Set out every line of the items below as a numbered list, omitting blank lines and leaving the pictures out of your answer.
──────── Records provided
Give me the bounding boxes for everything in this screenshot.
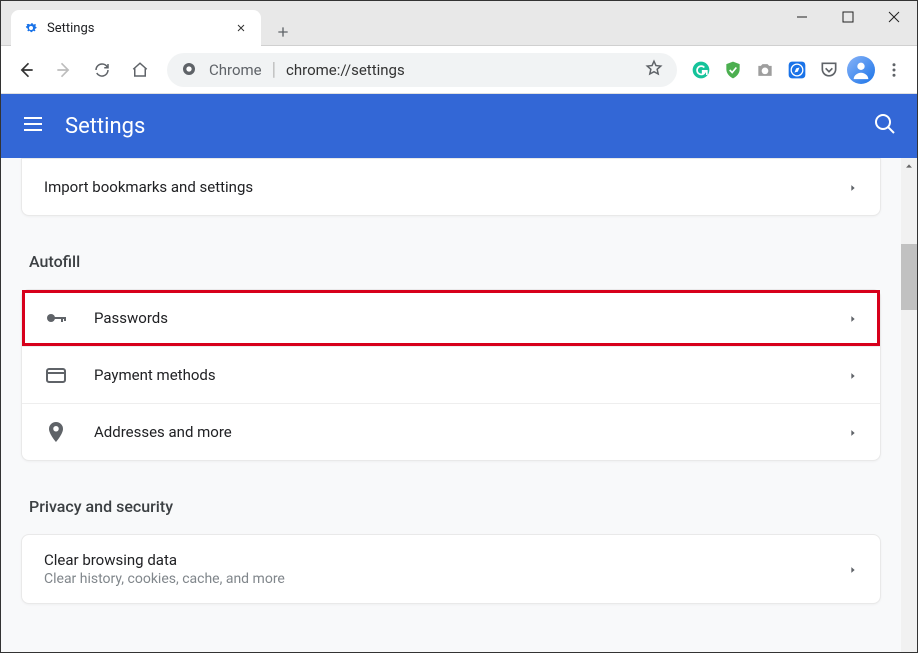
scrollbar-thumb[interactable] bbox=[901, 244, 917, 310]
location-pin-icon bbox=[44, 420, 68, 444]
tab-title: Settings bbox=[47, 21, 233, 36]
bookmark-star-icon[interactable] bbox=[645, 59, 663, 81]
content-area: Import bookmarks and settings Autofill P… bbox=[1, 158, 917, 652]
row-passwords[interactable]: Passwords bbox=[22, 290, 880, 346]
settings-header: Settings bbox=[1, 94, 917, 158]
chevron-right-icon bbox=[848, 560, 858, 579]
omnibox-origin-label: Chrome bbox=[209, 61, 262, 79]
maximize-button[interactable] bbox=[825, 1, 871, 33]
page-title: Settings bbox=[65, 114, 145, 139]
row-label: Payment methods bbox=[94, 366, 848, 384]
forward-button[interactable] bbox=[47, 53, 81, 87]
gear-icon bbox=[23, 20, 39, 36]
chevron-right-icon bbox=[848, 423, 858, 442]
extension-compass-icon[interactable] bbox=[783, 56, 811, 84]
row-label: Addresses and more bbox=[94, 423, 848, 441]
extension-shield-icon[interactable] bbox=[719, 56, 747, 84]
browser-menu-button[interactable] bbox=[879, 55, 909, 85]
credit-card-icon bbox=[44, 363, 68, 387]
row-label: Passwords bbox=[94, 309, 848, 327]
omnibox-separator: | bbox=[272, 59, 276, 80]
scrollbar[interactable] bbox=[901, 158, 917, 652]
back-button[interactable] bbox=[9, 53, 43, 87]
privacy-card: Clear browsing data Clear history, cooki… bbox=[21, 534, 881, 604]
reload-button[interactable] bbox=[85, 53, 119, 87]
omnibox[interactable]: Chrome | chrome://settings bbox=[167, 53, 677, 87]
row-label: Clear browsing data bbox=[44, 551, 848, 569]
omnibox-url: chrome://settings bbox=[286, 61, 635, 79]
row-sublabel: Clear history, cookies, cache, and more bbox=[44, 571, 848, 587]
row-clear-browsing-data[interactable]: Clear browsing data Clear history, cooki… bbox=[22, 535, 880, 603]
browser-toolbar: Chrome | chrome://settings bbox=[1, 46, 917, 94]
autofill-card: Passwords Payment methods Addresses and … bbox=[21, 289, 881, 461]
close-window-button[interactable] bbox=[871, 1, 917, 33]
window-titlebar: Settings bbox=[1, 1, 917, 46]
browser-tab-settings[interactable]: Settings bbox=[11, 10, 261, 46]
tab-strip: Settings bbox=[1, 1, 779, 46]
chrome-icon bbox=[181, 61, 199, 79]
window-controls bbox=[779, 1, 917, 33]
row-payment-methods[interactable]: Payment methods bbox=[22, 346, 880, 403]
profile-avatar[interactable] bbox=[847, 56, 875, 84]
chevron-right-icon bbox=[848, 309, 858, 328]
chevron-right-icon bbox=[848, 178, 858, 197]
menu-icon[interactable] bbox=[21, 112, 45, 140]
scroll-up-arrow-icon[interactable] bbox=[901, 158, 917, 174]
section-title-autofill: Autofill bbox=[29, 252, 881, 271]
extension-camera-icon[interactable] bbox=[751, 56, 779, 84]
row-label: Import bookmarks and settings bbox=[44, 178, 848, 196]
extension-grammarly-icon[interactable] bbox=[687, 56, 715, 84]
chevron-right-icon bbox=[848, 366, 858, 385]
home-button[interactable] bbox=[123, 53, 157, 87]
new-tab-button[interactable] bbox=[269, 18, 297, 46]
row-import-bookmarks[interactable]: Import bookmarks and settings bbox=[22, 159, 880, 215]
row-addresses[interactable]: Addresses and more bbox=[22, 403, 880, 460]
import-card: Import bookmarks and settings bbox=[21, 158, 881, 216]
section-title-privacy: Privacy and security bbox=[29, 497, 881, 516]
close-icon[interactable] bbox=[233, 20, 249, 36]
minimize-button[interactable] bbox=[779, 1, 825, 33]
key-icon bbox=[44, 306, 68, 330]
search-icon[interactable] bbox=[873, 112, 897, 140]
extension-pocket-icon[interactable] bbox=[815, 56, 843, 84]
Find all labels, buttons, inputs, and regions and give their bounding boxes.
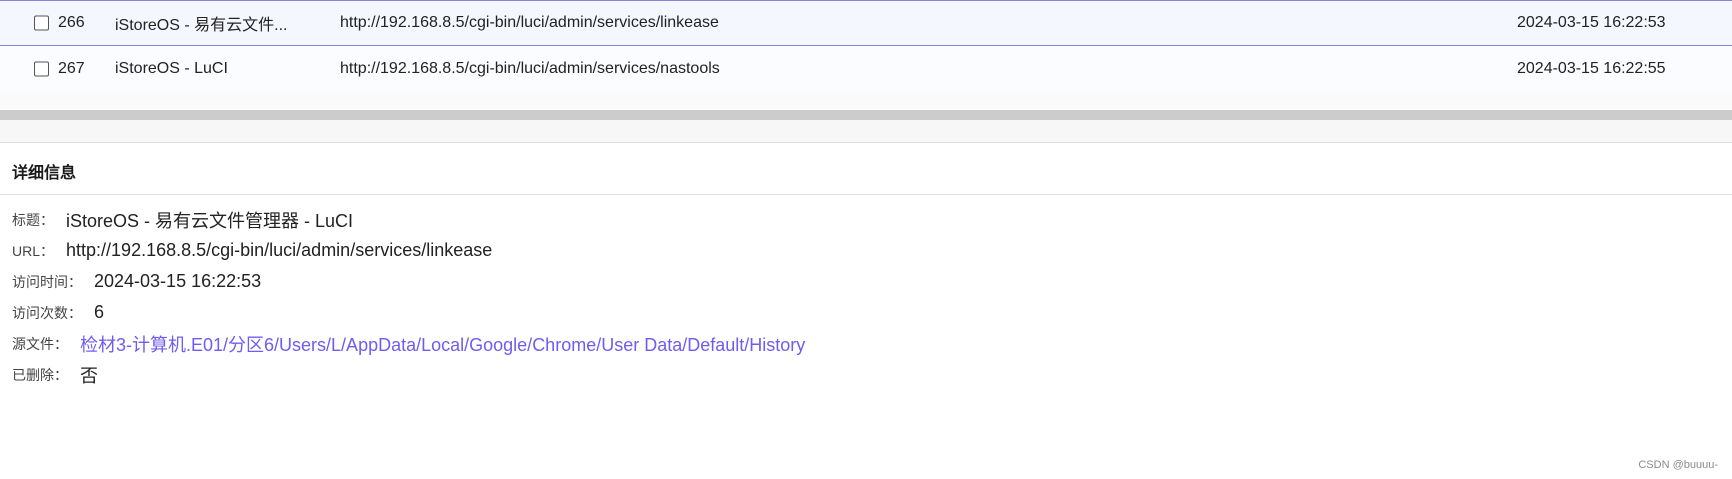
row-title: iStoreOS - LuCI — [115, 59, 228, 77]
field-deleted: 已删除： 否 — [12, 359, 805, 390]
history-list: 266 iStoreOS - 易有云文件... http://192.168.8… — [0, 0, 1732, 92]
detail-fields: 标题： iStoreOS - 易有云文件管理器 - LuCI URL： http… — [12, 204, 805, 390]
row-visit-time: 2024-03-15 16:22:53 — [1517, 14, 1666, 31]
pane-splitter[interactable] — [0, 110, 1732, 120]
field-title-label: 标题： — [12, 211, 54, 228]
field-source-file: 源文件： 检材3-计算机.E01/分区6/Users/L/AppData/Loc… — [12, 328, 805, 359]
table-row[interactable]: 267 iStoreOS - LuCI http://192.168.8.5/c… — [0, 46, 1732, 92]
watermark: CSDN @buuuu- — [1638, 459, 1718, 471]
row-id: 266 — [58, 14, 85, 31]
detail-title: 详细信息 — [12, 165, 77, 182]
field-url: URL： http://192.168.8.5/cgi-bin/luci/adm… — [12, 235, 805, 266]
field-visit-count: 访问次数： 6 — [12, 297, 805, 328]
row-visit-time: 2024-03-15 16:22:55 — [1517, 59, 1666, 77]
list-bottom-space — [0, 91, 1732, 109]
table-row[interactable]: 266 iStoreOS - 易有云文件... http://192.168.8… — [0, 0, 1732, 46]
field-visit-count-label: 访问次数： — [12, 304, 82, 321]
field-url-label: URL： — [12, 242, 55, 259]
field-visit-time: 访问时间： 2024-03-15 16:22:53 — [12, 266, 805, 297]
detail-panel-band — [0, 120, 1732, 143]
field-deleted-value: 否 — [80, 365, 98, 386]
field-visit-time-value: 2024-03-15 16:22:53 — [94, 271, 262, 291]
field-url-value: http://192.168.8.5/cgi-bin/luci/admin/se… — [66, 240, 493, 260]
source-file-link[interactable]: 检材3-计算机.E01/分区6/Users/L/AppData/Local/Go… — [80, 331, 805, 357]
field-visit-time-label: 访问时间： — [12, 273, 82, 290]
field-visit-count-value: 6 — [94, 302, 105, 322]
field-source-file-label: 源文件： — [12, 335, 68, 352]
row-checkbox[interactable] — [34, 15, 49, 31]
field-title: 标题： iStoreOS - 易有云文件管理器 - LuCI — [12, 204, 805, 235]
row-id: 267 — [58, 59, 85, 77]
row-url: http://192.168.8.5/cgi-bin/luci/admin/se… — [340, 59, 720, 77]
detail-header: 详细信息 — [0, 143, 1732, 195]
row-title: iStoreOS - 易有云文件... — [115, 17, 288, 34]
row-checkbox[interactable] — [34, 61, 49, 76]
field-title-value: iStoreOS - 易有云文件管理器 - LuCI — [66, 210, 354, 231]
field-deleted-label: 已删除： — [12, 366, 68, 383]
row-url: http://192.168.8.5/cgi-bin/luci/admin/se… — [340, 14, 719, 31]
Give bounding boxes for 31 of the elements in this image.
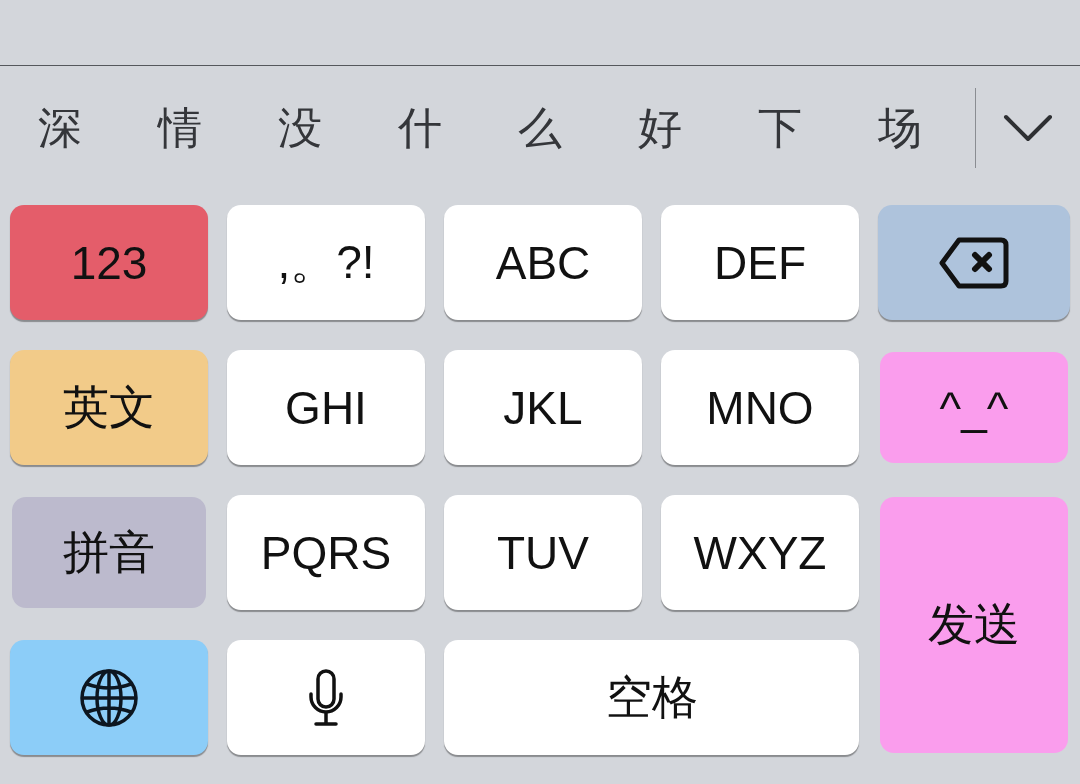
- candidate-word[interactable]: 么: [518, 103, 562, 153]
────────────────
Answer to this exercise
1. Give me the bounding boxes for everything in this screenshot.
2. scrollbar-thumb[interactable] bbox=[901, 244, 917, 310]
3. location-pin-icon bbox=[44, 420, 68, 444]
4. tab-title: Settings bbox=[47, 21, 233, 36]
5. bookmark-star-icon[interactable] bbox=[645, 59, 663, 81]
6. content-area: Import bookmarks and settings Autofill P… bbox=[1, 158, 917, 652]
7. row-passwords[interactable]: Passwords bbox=[22, 290, 880, 346]
8. settings-header: Settings bbox=[1, 94, 917, 158]
9. chevron-right-icon bbox=[848, 560, 858, 579]
10. omnibox-origin-label: Chrome bbox=[209, 61, 262, 79]
11. maximize-button[interactable] bbox=[825, 1, 871, 33]
12. page-title: Settings bbox=[65, 114, 145, 139]
13. row-label: Payment methods bbox=[94, 366, 848, 384]
14. forward-button[interactable] bbox=[47, 53, 81, 87]
15. gear-icon bbox=[23, 20, 39, 36]
16. chevron-right-icon bbox=[848, 423, 858, 442]
17. extension-compass-icon[interactable] bbox=[783, 56, 811, 84]
18. row-label: Addresses and more bbox=[94, 423, 848, 441]
19. extension-shield-icon[interactable] bbox=[719, 56, 747, 84]
20. browser-menu-button[interactable] bbox=[879, 55, 909, 85]
21. credit-card-icon bbox=[44, 363, 68, 387]
22. row-label: Passwords bbox=[94, 309, 848, 327]
23. omnibox-separator: | bbox=[272, 59, 276, 80]
24. scrollbar[interactable] bbox=[901, 158, 917, 652]
25. back-button[interactable] bbox=[9, 53, 43, 87]
26. privacy-card: Clear browsing data Clear history, cooki… bbox=[21, 534, 881, 604]
27. reload-button[interactable] bbox=[85, 53, 119, 87]
28. omnibox[interactable]: Chrome | chrome://settings bbox=[167, 53, 677, 87]
29. row-label: Clear browsing data bbox=[44, 551, 848, 569]
30. omnibox-url: chrome://settings bbox=[286, 61, 635, 79]
31. row-sublabel: Clear history, cookies, cache, and more bbox=[44, 571, 848, 587]
32. row-clear-browsing-data[interactable]: Clear browsing data Clear history, cooki… bbox=[22, 535, 880, 603]
33. browser-toolbar: Chrome | chrome://settings bbox=[1, 46, 917, 94]
34. autofill-card: Passwords Payment methods Addresses and … bbox=[21, 289, 881, 461]
35. close-window-button[interactable] bbox=[871, 1, 917, 33]
36. window-titlebar: Settings bbox=[1, 1, 917, 46]
37. browser-tab-settings[interactable]: Settings bbox=[11, 10, 261, 46]
38. tab-strip: Settings bbox=[1, 1, 779, 46]
39. chrome-icon bbox=[181, 61, 199, 79]
40. window-controls bbox=[779, 1, 917, 33]
41. row-payment-methods[interactable]: Payment methods bbox=[22, 346, 880, 403]
42. profile-avatar[interactable] bbox=[847, 56, 875, 84]
43. chevron-right-icon bbox=[848, 309, 858, 328]
44. chevron-right-icon bbox=[848, 178, 858, 197]
45. menu-icon[interactable] bbox=[21, 112, 45, 140]
46. scroll-up-arrow-icon[interactable] bbox=[901, 158, 917, 174]
47. section-title-autofill: Autofill bbox=[29, 252, 881, 271]
48. extension-camera-icon[interactable] bbox=[751, 56, 779, 84]
49. row-label: Import bookmarks and settings bbox=[44, 178, 848, 196]
50. extension-grammarly-icon[interactable] bbox=[687, 56, 715, 84]
51. chevron-right-icon bbox=[848, 366, 858, 385]
52. home-button[interactable] bbox=[123, 53, 157, 87]
53. new-tab-button[interactable] bbox=[269, 18, 297, 46]
54. row-import-bookmarks[interactable]: Import bookmarks and settings bbox=[22, 159, 880, 215]
55. row-addresses[interactable]: Addresses and more bbox=[22, 403, 880, 460]
56. import-card: Import bookmarks and settings bbox=[21, 158, 881, 216]
57. section-title-privacy: Privacy and security bbox=[29, 497, 881, 516]
58. close-icon[interactable] bbox=[233, 20, 249, 36]
59. minimize-button[interactable] bbox=[779, 1, 825, 33]
60. key-icon bbox=[44, 306, 68, 330]
61. search-icon[interactable] bbox=[873, 112, 897, 140]
62. extension-pocket-icon[interactable] bbox=[815, 56, 843, 84]
63. Find all labels, buttons, inputs, and regions and give their bounding boxes.
64. row-title: iStoreOS - LuCI — [115, 59, 228, 77]
65. field-deleted: 已删除： 否 — [12, 359, 805, 390]
66. history-list: 266 iStoreOS - 易有云文件... http://192.168.8… — [0, 0, 1732, 92]
67. detail-fields: 标题： iStoreOS - 易有云文件管理器 - LuCI URL： http… — [12, 204, 805, 390]
68. row-visit-time: 2024-03-15 16:22:53 — [1517, 14, 1666, 31]
69. pane-splitter[interactable] — [0, 110, 1732, 120]
70. field-title-label: 标题： — [12, 211, 54, 228]
71. field-source-file: 源文件： 检材3-计算机.E01/分区6/Users/L/AppData/Loc… — [12, 328, 805, 359]
72. table-row[interactable]: 267 iStoreOS - LuCI http://192.168.8.5/c… — [0, 46, 1732, 92]
73. watermark: CSDN @buuuu- — [1638, 459, 1718, 471]
74. row-id: 266 — [58, 14, 85, 31]
75. detail-title: 详细信息 — [12, 165, 77, 182]
76. field-url: URL： http://192.168.8.5/cgi-bin/luci/adm… — [12, 235, 805, 266]
77. field-visit-count: 访问次数： 6 — [12, 297, 805, 328]
78. row-visit-time: 2024-03-15 16:22:55 — [1517, 59, 1666, 77]
79. list-bottom-space — [0, 91, 1732, 109]
80. table-row[interactable]: 266 iStoreOS - 易有云文件... http://192.168.8… — [0, 0, 1732, 46]
81. field-visit-count-label: 访问次数： — [12, 304, 82, 321]
82. field-url-label: URL： — [12, 242, 55, 259]
83. field-visit-time: 访问时间： 2024-03-15 16:22:53 — [12, 266, 805, 297]
84. detail-panel-band — [0, 120, 1732, 143]
85. field-deleted-value: 否 — [80, 365, 98, 386]
86. field-visit-time-value: 2024-03-15 16:22:53 — [94, 271, 262, 291]
87. field-url-value: http://192.168.8.5/cgi-bin/luci/admin/se… — [66, 240, 493, 260]
88. source-file-link[interactable]: 检材3-计算机.E01/分区6/Users/L/AppData/Local/Go… — [80, 331, 805, 357]
89. field-visit-time-label: 访问时间： — [12, 273, 82, 290]
90. field-visit-count-value: 6 — [94, 302, 105, 322]
91. field-source-file-label: 源文件： — [12, 335, 68, 352]
92. row-checkbox[interactable] — [34, 15, 49, 31]
93. field-title: 标题： iStoreOS - 易有云文件管理器 - LuCI — [12, 204, 805, 235]
94. row-id: 267 — [58, 59, 85, 77]
95. row-url: http://192.168.8.5/cgi-bin/luci/admin/se… — [340, 59, 720, 77]
96. detail-header: 详细信息 — [0, 143, 1732, 195]
97. row-title: iStoreOS - 易有云文件... — [115, 17, 288, 34]
98. row-checkbox[interactable] — [34, 61, 49, 76]
99. field-title-value: iStoreOS - 易有云文件管理器 - LuCI — [66, 210, 354, 231]
100. field-deleted-label: 已删除： — [12, 366, 68, 383]
101. row-url: http://192.168.8.5/cgi-bin/luci/admin/se… — [340, 14, 719, 31]
102. Give bounding boxes for 31 of the elements in this image.
103. - candidate-word[interactable]: 么: [518, 103, 562, 153]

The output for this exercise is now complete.